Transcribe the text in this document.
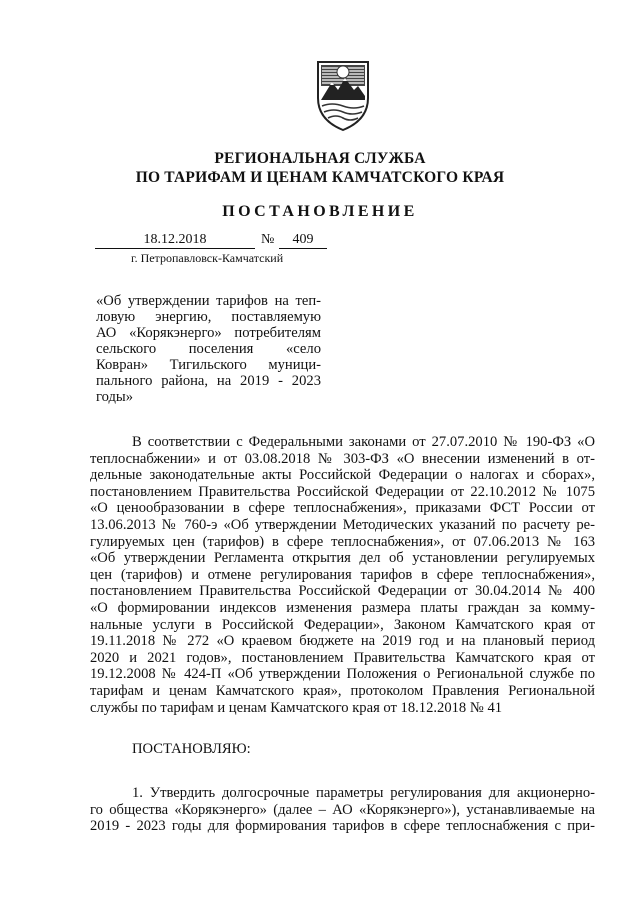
РЕГИОНАЛЬНАЯ СЛУЖБА
ПО ТАРИФАМ И ЦЕНАМ КАМЧАТСКОГО КРАЯ
ПОСТАНОВЛЕНИЕ
18.12.2018	№	409
г. Петропавловск-Камчатский
«Об утверждении тарифов на теп-
ловую энергию, поставляемую
АО «Корякэнерго» потребителям
сельского поселения «село
Ковран» Тигильского муници-
пального района, на 2019 - 2023
годы»
В соответствии с Федеральными законами от 27.07.2010 № 190-ФЗ «О
теплоснабжении» и от 03.08.2018 № 303-ФЗ «О внесении изменений в от-
дельные законодательные акты Российской Федерации о налогах и сборах»,
постановлением Правительства Российской Федерации от 22.10.2012 № 1075
«О ценообразовании в сфере теплоснабжения», приказами ФСТ России от
13.06.2013 № 760-э «Об утверждении Методических указаний по расчету ре-
гулируемых цен (тарифов) в сфере теплоснабжения», от 07.06.2013 № 163
«Об утверждении Регламента открытия дел об установлении регулируемых
цен (тарифов) и отмене регулирования тарифов в сфере теплоснабжения»,
постановлением Правительства Российской Федерации от 30.04.2014 № 400
«О формировании индексов изменения размера платы граждан за комму-
нальные услуги в Российской Федерации», Законом Камчатского края от
19.11.2018 № 272 «О краевом бюджете на 2019 год и на плановый период
2020 и 2021 годов», постановлением Правительства Камчатского края от
19.12.2008 № 424-П «Об утверждении Положения о Региональной службе по
тарифам и ценам Камчатского края», протоколом Правления Региональной
службы по тарифам и ценам Камчатского края от 18.12.2018 № 41
ПОСТАНОВЛЯЮ:
1. Утвердить долгосрочные параметры регулирования для акционерно-
го общества «Корякэнерго» (далее – АО «Корякэнерго»), устанавливаемые на
2019 - 2023 годы для формирования тарифов в сфере теплоснабжения с при-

- _Task objective_:
Look through the listing above and count the lines where the string "регулирования" appears. Report the number only.

- _Solution to this task_:
2